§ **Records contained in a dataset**
-*-

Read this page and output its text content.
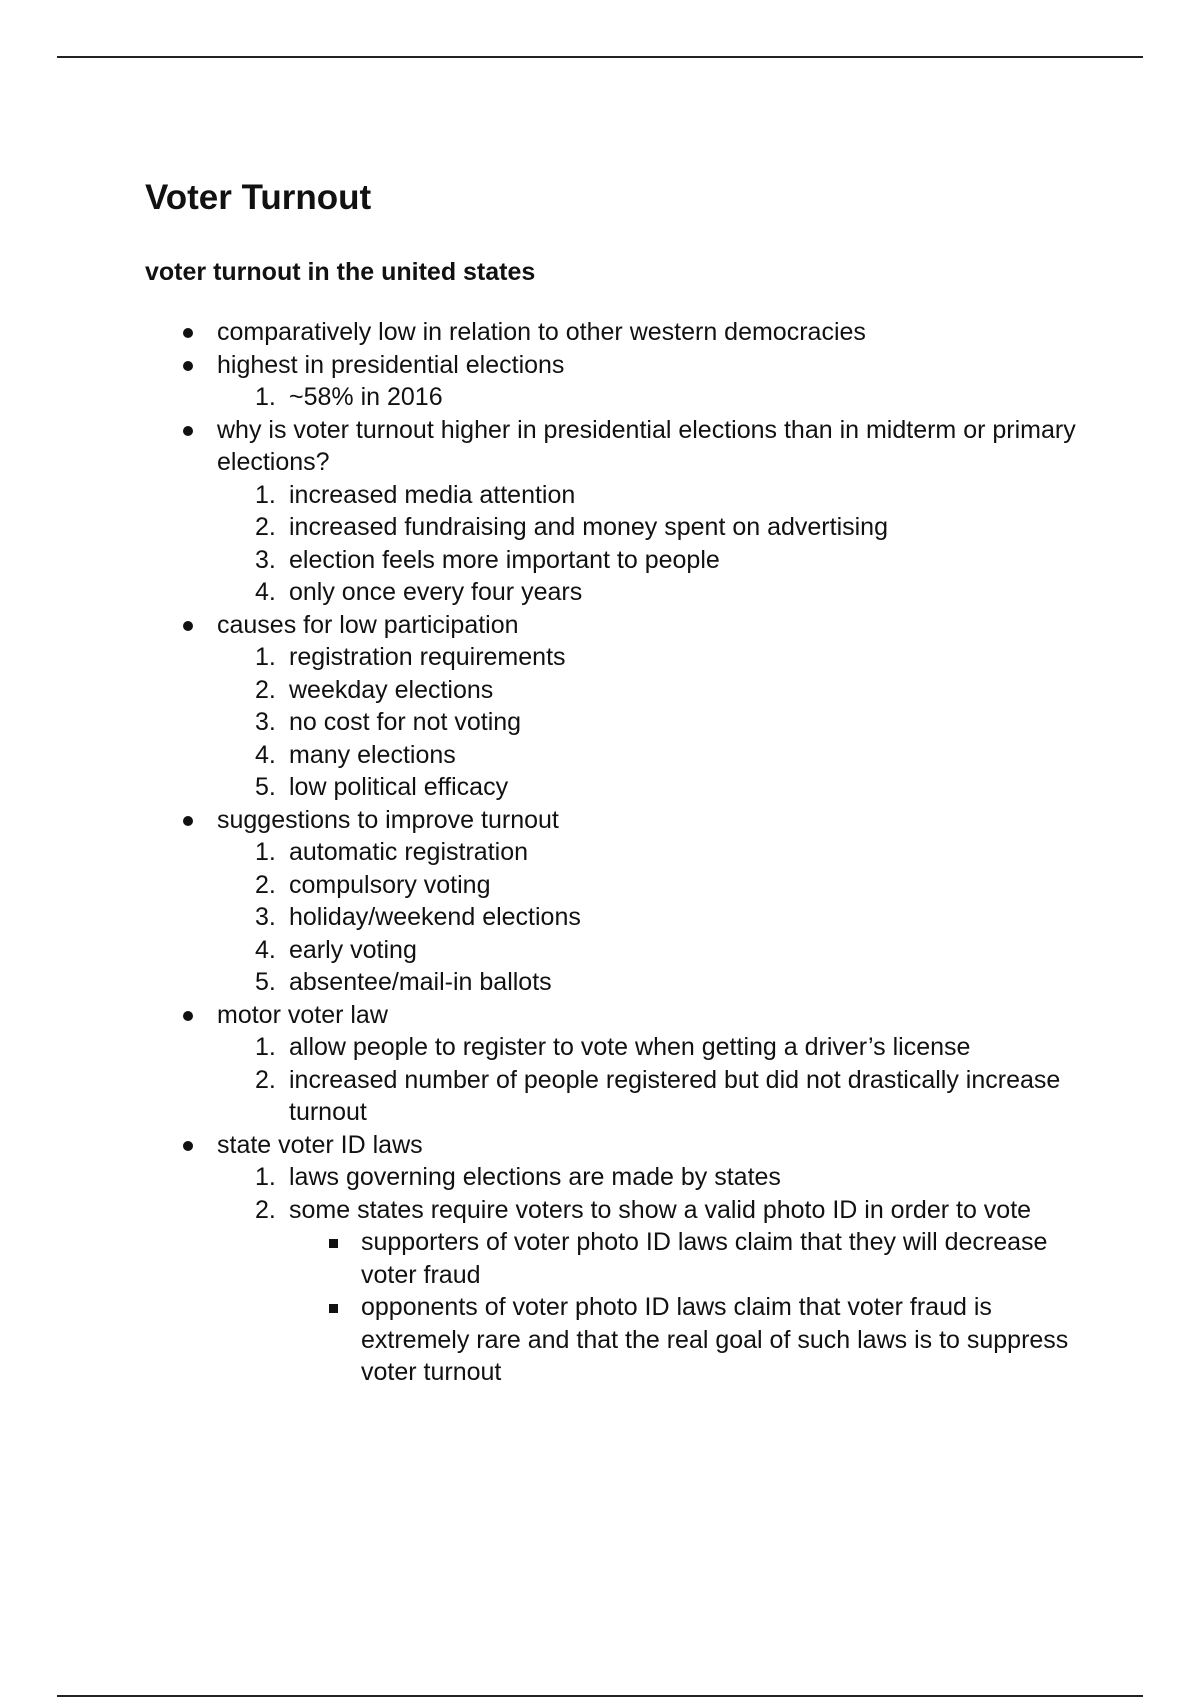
Voter Turnout
voter turnout in the united states
comparatively low in relation to other western democracies
highest in presidential elections
1. ~58% in 2016
why is voter turnout higher in presidential elections than in midterm or primary elections?
1. increased media attention
2. increased fundraising and money spent on advertising
3. election feels more important to people
4. only once every four years
causes for low participation
1. registration requirements
2. weekday elections
3. no cost for not voting
4. many elections
5. low political efficacy
suggestions to improve turnout
1. automatic registration
2. compulsory voting
3. holiday/weekend elections
4. early voting
5. absentee/mail-in ballots
motor voter law
1. allow people to register to vote when getting a driver’s license
2. increased number of people registered but did not drastically increase turnout
state voter ID laws
1. laws governing elections are made by states
2. some states require voters to show a valid photo ID in order to vote
supporters of voter photo ID laws claim that they will decrease voter fraud
opponents of voter photo ID laws claim that voter fraud is extremely rare and that the real goal of such laws is to suppress voter turnout
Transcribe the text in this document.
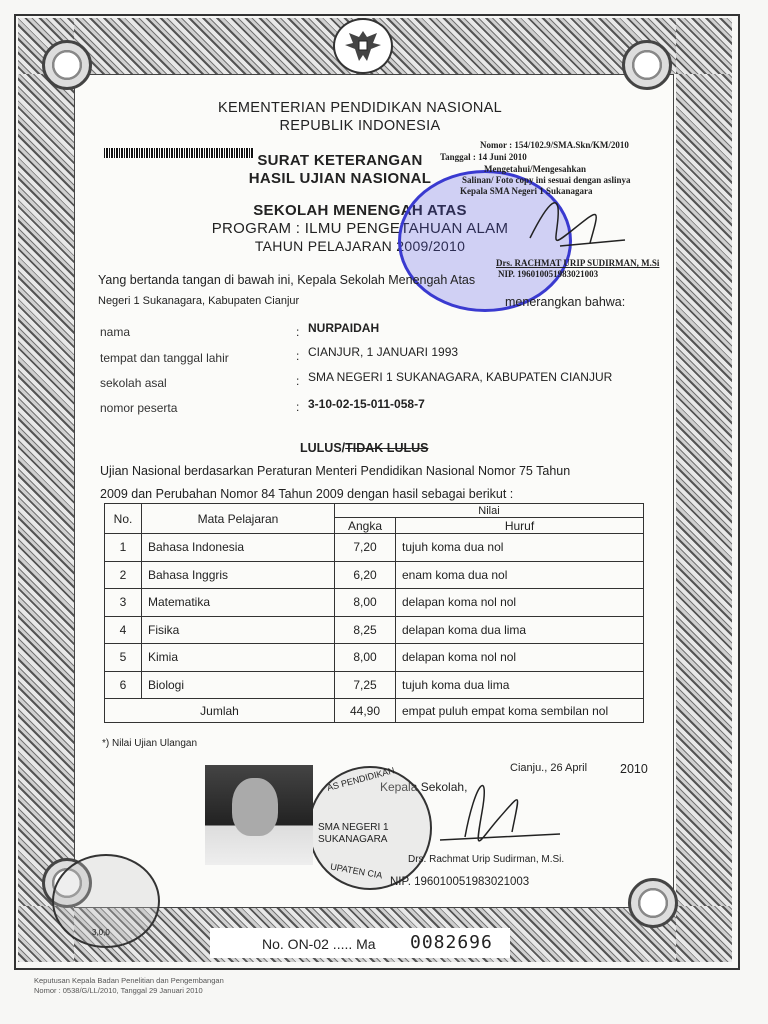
KEMENTERIAN PENDIDIKAN NASIONAL
REPUBLIK INDONESIA
SURAT KETERANGAN
HASIL UJIAN NASIONAL
SEKOLAH MENENGAH ATAS
PROGRAM : ILMU PENGETAHUAN ALAM
TAHUN PELAJARAN 2009/2010
Nomor : 154/102.9/SMA.Skn/KM/2010
Tanggal : 14 Juni 2010
Mengetahui/Mengesahkan
Salinan/ Foto copy ini sesuai dengan aslinya
Kepala SMA Negeri 1 Sukanagara
Drs. RACHMAT URIP SUDIRMAN, M.Si
NIP. 196010051983021003
Yang bertanda tangan di bawah ini, Kepala Sekolah Menengah Atas
Negeri 1 Sukanagara, Kabupaten Cianjur	menerangkan bahwa:
nama	: NURPAIDAH
tempat dan tanggal lahir	: CIANJUR, 1 JANUARI 1993
sekolah asal	: SMA NEGERI 1 SUKANAGARA, KABUPATEN CIANJUR
nomor peserta	: 3-10-02-15-011-058-7
LULUS/TIDAK LULUS
Ujian Nasional berdasarkan Peraturan Menteri Pendidikan Nasional Nomor 75 Tahun
2009 dan Perubahan Nomor 84 Tahun 2009 dengan hasil sebagai berikut :
No.	Mata Pelajaran	Nilai	
		Angka	Huruf
1	Bahasa Indonesia	7,20	tujuh koma dua nol
2	Bahasa Inggris	6,20	enam koma dua nol
3	Matematika	8,00	delapan koma nol nol
4	Fisika	8,25	delapan koma dua lima
5	Kimia	8,00	delapan koma nol nol
6	Biologi	7,25	tujuh koma dua lima
Jumlah		44,90	empat puluh empat koma sembilan nol
*) Nilai Ujian Ulangan
Cianju., 26 April	2010
Kepala Sekolah,
AS PENDIDIKAN
SMA NEGERI 1
SUKANAGARA
UPATEN CIA
Drs. Rachmat Urip Sudirman, M.Si.
NIP. 196010051983021003
3,0,0
No. ON-02 ..... Ma 0082696
Keputusan Kepala Badan Penelitian dan Pengembangan
Nomor : 0538/G/LL/2010, Tanggal 29 Januari 2010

-*-

§ **Required work**
Identify the lines that contain the string "dengan", and copy every one of them.

§ **In response**
Salinan/ Foto copy ini sesuai dengan aslinya
2009 dan Perubahan Nomor 84 Tahun 2009 dengan hasil sebagai berikut :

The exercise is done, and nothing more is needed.